(SUPPLIED ENTRIES)
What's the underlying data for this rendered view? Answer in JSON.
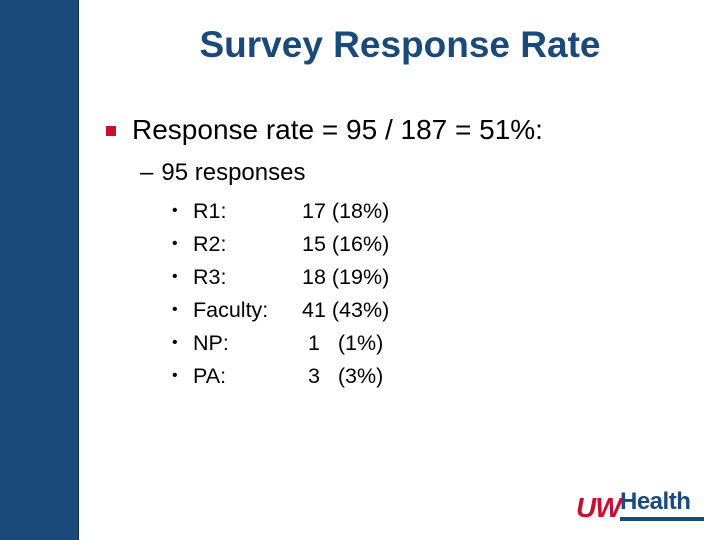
{
  "slide": {
    "title": "Survey Response Rate",
    "main_point": "Response rate = 95 / 187 = 51%:",
    "sub_point_dash": "–",
    "sub_point": "95 responses",
    "breakdown": [
      {
        "label": "R1:",
        "value": "17 (18%)"
      },
      {
        "label": "R2:",
        "value": "15 (16%)"
      },
      {
        "label": "R3:",
        "value": "18 (19%)"
      },
      {
        "label": "Faculty:",
        "value": "41 (43%)"
      },
      {
        "label": "NP:",
        "value": " 1   (1%)"
      },
      {
        "label": "PA:",
        "value": " 3   (3%)"
      }
    ],
    "bullet_glyph": "•"
  },
  "logo": {
    "part1": "UW",
    "part2": "Health"
  },
  "colors": {
    "accent_blue": "#1a4a7a",
    "accent_red": "#c8102e"
  }
}
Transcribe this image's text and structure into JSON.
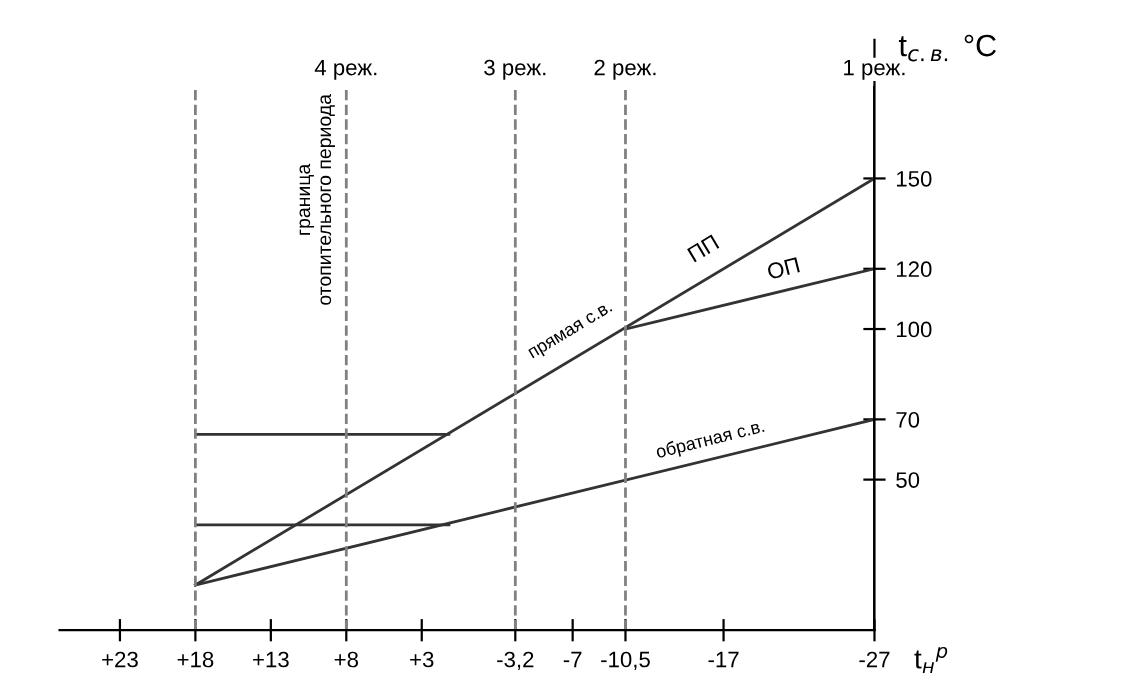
{
  "chart_data": {
    "type": "line",
    "xlabel": "t$_{н}$$^{р}$",
    "ylabel": "t$_{с.в.}$ °C",
    "xlim": [
      27,
      -27
    ],
    "ylim": [
      0,
      196
    ],
    "xticks": [
      {
        "value": 23,
        "label": "+23"
      },
      {
        "value": 18,
        "label": "+18"
      },
      {
        "value": 13,
        "label": "+13"
      },
      {
        "value": 8,
        "label": "+8"
      },
      {
        "value": 3,
        "label": "+3"
      },
      {
        "value": -3.2,
        "label": "-3,2"
      },
      -7,
      {
        "value": -10.5,
        "label": "-10,5"
      },
      -17,
      -27
    ],
    "yticks": [
      50,
      70,
      100,
      120,
      150
    ],
    "series": [
      {
        "color": "#333333",
        "x": [
          18,
          -27
        ],
        "values": [
          15,
          150
        ]
      },
      {
        "color": "#333333",
        "x": [
          -10.5,
          -27
        ],
        "values": [
          100,
          120
        ]
      },
      {
        "color": "#333333",
        "x": [
          18,
          -27
        ],
        "values": [
          15,
          70
        ]
      },
      {
        "color": "#333333",
        "x": [
          18,
          1.2
        ],
        "values": [
          65,
          65
        ]
      },
      {
        "color": "#333333",
        "x": [
          18,
          1.2
        ],
        "values": [
          35,
          35
        ]
      }
    ],
    "ref_lines": [
      {
        "axis": "x",
        "value": 18,
        "label": null,
        "color": "#808080",
        "line_style": "dashed"
      },
      {
        "axis": "x",
        "value": 8,
        "label": "4 реж.",
        "color": "#808080",
        "line_style": "dashed"
      },
      {
        "axis": "x",
        "value": -3.2,
        "label": "3 реж.",
        "color": "#808080",
        "line_style": "dashed"
      },
      {
        "axis": "x",
        "value": -10.5,
        "label": "2 реж.",
        "color": "#808080",
        "line_style": "dashed"
      },
      {
        "axis": "x",
        "value": -27,
        "label": "1 реж.",
        "color": "#000000",
        "line_style": "solid"
      }
    ],
    "annotations": [
      "граница\nотопительного периода",
      "прямая с.в.",
      "ПП",
      "ОП",
      "обратная с.в."
    ],
    "grid": false,
    "marker": "none",
    "line_style": "solid"
  }
}
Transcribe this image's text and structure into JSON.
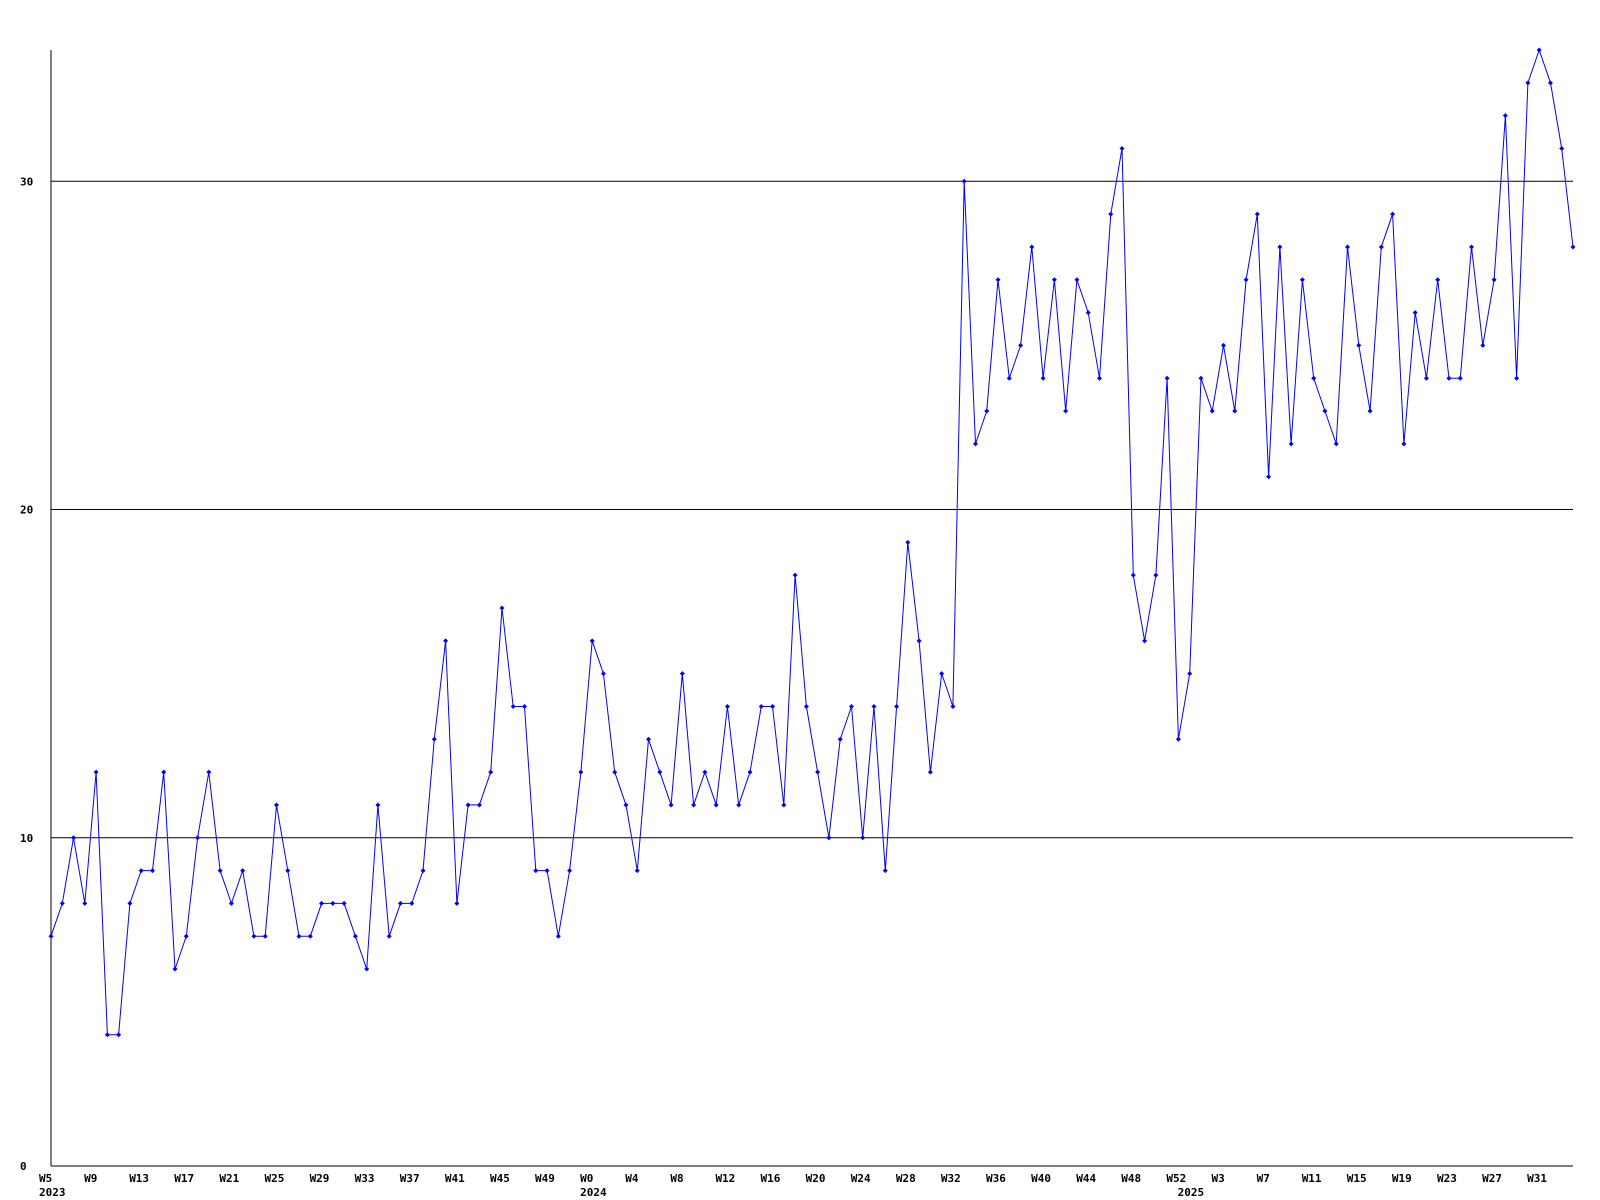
{
  "chart_data": {
    "type": "line",
    "categories": [
      "W5",
      null,
      null,
      null,
      "W9",
      null,
      null,
      null,
      "W13",
      null,
      null,
      null,
      "W17",
      null,
      null,
      null,
      "W21",
      null,
      null,
      null,
      "W25",
      null,
      null,
      null,
      "W29",
      null,
      null,
      null,
      "W33",
      null,
      null,
      null,
      "W37",
      null,
      null,
      null,
      "W41",
      null,
      null,
      null,
      "W45",
      null,
      null,
      null,
      "W49",
      null,
      null,
      null,
      "W0",
      null,
      null,
      null,
      "W4",
      null,
      null,
      null,
      "W8",
      null,
      null,
      null,
      "W12",
      null,
      null,
      null,
      "W16",
      null,
      null,
      null,
      "W20",
      null,
      null,
      null,
      "W24",
      null,
      null,
      null,
      "W28",
      null,
      null,
      null,
      "W32",
      null,
      null,
      null,
      "W36",
      null,
      null,
      null,
      "W40",
      null,
      null,
      null,
      "W44",
      null,
      null,
      null,
      "W48",
      null,
      null,
      null,
      "W52",
      null,
      null,
      null,
      "W3",
      null,
      null,
      null,
      "W7",
      null,
      null,
      null,
      "W11",
      null,
      null,
      null,
      "W15",
      null,
      null,
      null,
      "W19",
      null,
      null,
      null,
      "W23",
      null,
      null,
      null,
      "W27",
      null,
      null,
      null,
      "W31",
      null,
      null,
      null
    ],
    "category_years": [
      "2023",
      null,
      null,
      null,
      null,
      null,
      null,
      null,
      null,
      null,
      null,
      null,
      null,
      null,
      null,
      null,
      null,
      null,
      null,
      null,
      null,
      null,
      null,
      null,
      null,
      null,
      null,
      null,
      null,
      null,
      null,
      null,
      null,
      null,
      null,
      null,
      null,
      null,
      null,
      null,
      null,
      null,
      null,
      null,
      null,
      null,
      null,
      null,
      "2024",
      null,
      null,
      null,
      null,
      null,
      null,
      null,
      null,
      null,
      null,
      null,
      null,
      null,
      null,
      null,
      null,
      null,
      null,
      null,
      null,
      null,
      null,
      null,
      null,
      null,
      null,
      null,
      null,
      null,
      null,
      null,
      null,
      null,
      null,
      null,
      null,
      null,
      null,
      null,
      null,
      null,
      null,
      null,
      null,
      null,
      null,
      null,
      null,
      null,
      null,
      null,
      null,
      "2025",
      null,
      null,
      null,
      null,
      null,
      null,
      null,
      null,
      null,
      null,
      null,
      null,
      null,
      null,
      null,
      null,
      null,
      null,
      null,
      null,
      null,
      null,
      null,
      null,
      null,
      null,
      null,
      null,
      null,
      null,
      null,
      null,
      null,
      null
    ],
    "series": [
      {
        "color": "#0000ff",
        "values": [
          7,
          8,
          10,
          8,
          12,
          4,
          4,
          8,
          9,
          9,
          12,
          6,
          7,
          10,
          12,
          9,
          8,
          9,
          7,
          7,
          11,
          9,
          7,
          7,
          8,
          8,
          8,
          7,
          6,
          11,
          7,
          8,
          8,
          9,
          13,
          16,
          8,
          11,
          11,
          12,
          17,
          14,
          14,
          9,
          9,
          7,
          9,
          12,
          16,
          15,
          12,
          11,
          9,
          13,
          12,
          11,
          15,
          11,
          12,
          11,
          14,
          11,
          12,
          14,
          14,
          11,
          18,
          14,
          12,
          10,
          13,
          14,
          10,
          14,
          9,
          14,
          19,
          16,
          12,
          15,
          14,
          30,
          22,
          23,
          27,
          24,
          25,
          28,
          24,
          27,
          23,
          27,
          26,
          24,
          29,
          31,
          18,
          16,
          18,
          24,
          13,
          15,
          24,
          23,
          25,
          23,
          27,
          29,
          21,
          28,
          22,
          27,
          24,
          23,
          22,
          28,
          25,
          23,
          28,
          29,
          22,
          26,
          24,
          27,
          24,
          24,
          28,
          25,
          27,
          32,
          24,
          33,
          34,
          33,
          31,
          28
        ]
      }
    ],
    "ylim": [
      0,
      34
    ],
    "yticks": [
      0,
      10,
      20,
      30
    ],
    "grid": true
  }
}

(DIRECTIONS)
Omit the pictures. Transcribe every record exactly.

(RESULT OF THE EXERCISE)
What's the underlying data for this rendered view? Answer in JSON.
{
  "slide": {
    "title": "Survey Response Rate",
    "main_point": "Response rate = 95 / 187 = 51%:",
    "sub_point_dash": "–",
    "sub_point": "95 responses",
    "breakdown": [
      {
        "label": "R1:",
        "value": "17 (18%)"
      },
      {
        "label": "R2:",
        "value": "15 (16%)"
      },
      {
        "label": "R3:",
        "value": "18 (19%)"
      },
      {
        "label": "Faculty:",
        "value": "41 (43%)"
      },
      {
        "label": "NP:",
        "value": " 1   (1%)"
      },
      {
        "label": "PA:",
        "value": " 3   (3%)"
      }
    ],
    "bullet_glyph": "•"
  },
  "logo": {
    "part1": "UW",
    "part2": "Health"
  },
  "colors": {
    "accent_blue": "#1a4a7a",
    "accent_red": "#c8102e"
  }
}
Transcribe this image's text and structure into JSON.
{
  "chart_data": {
    "type": "line",
    "xlabel": "t$_{н}$$^{р}$",
    "ylabel": "t$_{с.в.}$ °C",
    "xlim": [
      27,
      -27
    ],
    "ylim": [
      0,
      196
    ],
    "xticks": [
      {
        "value": 23,
        "label": "+23"
      },
      {
        "value": 18,
        "label": "+18"
      },
      {
        "value": 13,
        "label": "+13"
      },
      {
        "value": 8,
        "label": "+8"
      },
      {
        "value": 3,
        "label": "+3"
      },
      {
        "value": -3.2,
        "label": "-3,2"
      },
      -7,
      {
        "value": -10.5,
        "label": "-10,5"
      },
      -17,
      -27
    ],
    "yticks": [
      50,
      70,
      100,
      120,
      150
    ],
    "series": [
      {
        "color": "#333333",
        "x": [
          18,
          -27
        ],
        "values": [
          15,
          150
        ]
      },
      {
        "color": "#333333",
        "x": [
          -10.5,
          -27
        ],
        "values": [
          100,
          120
        ]
      },
      {
        "color": "#333333",
        "x": [
          18,
          -27
        ],
        "values": [
          15,
          70
        ]
      },
      {
        "color": "#333333",
        "x": [
          18,
          1.2
        ],
        "values": [
          65,
          65
        ]
      },
      {
        "color": "#333333",
        "x": [
          18,
          1.2
        ],
        "values": [
          35,
          35
        ]
      }
    ],
    "ref_lines": [
      {
        "axis": "x",
        "value": 18,
        "label": null,
        "color": "#808080",
        "line_style": "dashed"
      },
      {
        "axis": "x",
        "value": 8,
        "label": "4 реж.",
        "color": "#808080",
        "line_style": "dashed"
      },
      {
        "axis": "x",
        "value": -3.2,
        "label": "3 реж.",
        "color": "#808080",
        "line_style": "dashed"
      },
      {
        "axis": "x",
        "value": -10.5,
        "label": "2 реж.",
        "color": "#808080",
        "line_style": "dashed"
      },
      {
        "axis": "x",
        "value": -27,
        "label": "1 реж.",
        "color": "#000000",
        "line_style": "solid"
      }
    ],
    "annotations": [
      "граница\nотопительного периода",
      "прямая с.в.",
      "ПП",
      "ОП",
      "обратная с.в."
    ],
    "grid": false,
    "marker": "none",
    "line_style": "solid"
  }
}
Transcribe this image's text and structure into JSON.
{
  "chart_data": {
    "type": "line",
    "categories": [
      "W5",
      null,
      null,
      null,
      "W9",
      null,
      null,
      null,
      "W13",
      null,
      null,
      null,
      "W17",
      null,
      null,
      null,
      "W21",
      null,
      null,
      null,
      "W25",
      null,
      null,
      null,
      "W29",
      null,
      null,
      null,
      "W33",
      null,
      null,
      null,
      "W37",
      null,
      null,
      null,
      "W41",
      null,
      null,
      null,
      "W45",
      null,
      null,
      null,
      "W49",
      null,
      null,
      null,
      "W0",
      null,
      null,
      null,
      "W4",
      null,
      null,
      null,
      "W8",
      null,
      null,
      null,
      "W12",
      null,
      null,
      null,
      "W16",
      null,
      null,
      null,
      "W20",
      null,
      null,
      null,
      "W24",
      null,
      null,
      null,
      "W28",
      null,
      null,
      null,
      "W32",
      null,
      null,
      null,
      "W36",
      null,
      null,
      null,
      "W40",
      null,
      null,
      null,
      "W44",
      null,
      null,
      null,
      "W48",
      null,
      null,
      null,
      "W52",
      null,
      null,
      null,
      "W3",
      null,
      null,
      null,
      "W7",
      null,
      null,
      null,
      "W11",
      null,
      null,
      null,
      "W15",
      null,
      null,
      null,
      "W19",
      null,
      null,
      null,
      "W23",
      null,
      null,
      null,
      "W27",
      null,
      null,
      null,
      "W31",
      null,
      null,
      null
    ],
    "category_years": [
      "2023",
      null,
      null,
      null,
      null,
      null,
      null,
      null,
      null,
      null,
      null,
      null,
      null,
      null,
      null,
      null,
      null,
      null,
      null,
      null,
      null,
      null,
      null,
      null,
      null,
      null,
      null,
      null,
      null,
      null,
      null,
      null,
      null,
      null,
      null,
      null,
      null,
      null,
      null,
      null,
      null,
      null,
      null,
      null,
      null,
      null,
      null,
      null,
      "2024",
      null,
      null,
      null,
      null,
      null,
      null,
      null,
      null,
      null,
      null,
      null,
      null,
      null,
      null,
      null,
      null,
      null,
      null,
      null,
      null,
      null,
      null,
      null,
      null,
      null,
      null,
      null,
      null,
      null,
      null,
      null,
      null,
      null,
      null,
      null,
      null,
      null,
      null,
      null,
      null,
      null,
      null,
      null,
      null,
      null,
      null,
      null,
      null,
      null,
      null,
      null,
      null,
      "2025",
      null,
      null,
      null,
      null,
      null,
      null,
      null,
      null,
      null,
      null,
      null,
      null,
      null,
      null,
      null,
      null,
      null,
      null,
      null,
      null,
      null,
      null,
      null,
      null,
      null,
      null,
      null,
      null,
      null,
      null,
      null,
      null,
      null,
      null
    ],
    "series": [
      {
        "color": "#0000ff",
        "values": [
          7,
          8,
          10,
          8,
          12,
          4,
          4,
          8,
          9,
          9,
          12,
          6,
          7,
          10,
          12,
          9,
          8,
          9,
          7,
          7,
          11,
          9,
          7,
          7,
          8,
          8,
          8,
          7,
          6,
          11,
          7,
          8,
          8,
          9,
          13,
          16,
          8,
          11,
          11,
          12,
          17,
          14,
          14,
          9,
          9,
          7,
          9,
          12,
          16,
          15,
          12,
          11,
          9,
          13,
          12,
          11,
          15,
          11,
          12,
          11,
          14,
          11,
          12,
          14,
          14,
          11,
          18,
          14,
          12,
          10,
          13,
          14,
          10,
          14,
          9,
          14,
          19,
          16,
          12,
          15,
          14,
          30,
          22,
          23,
          27,
          24,
          25,
          28,
          24,
          27,
          23,
          27,
          26,
          24,
          29,
          31,
          18,
          16,
          18,
          24,
          13,
          15,
          24,
          23,
          25,
          23,
          27,
          29,
          21,
          28,
          22,
          27,
          24,
          23,
          22,
          28,
          25,
          23,
          28,
          29,
          22,
          26,
          24,
          27,
          24,
          24,
          28,
          25,
          27,
          32,
          24,
          33,
          34,
          33,
          31,
          28
        ]
      }
    ],
    "ylim": [
      0,
      34
    ],
    "yticks": [
      0,
      10,
      20,
      30
    ],
    "grid": true
  }
}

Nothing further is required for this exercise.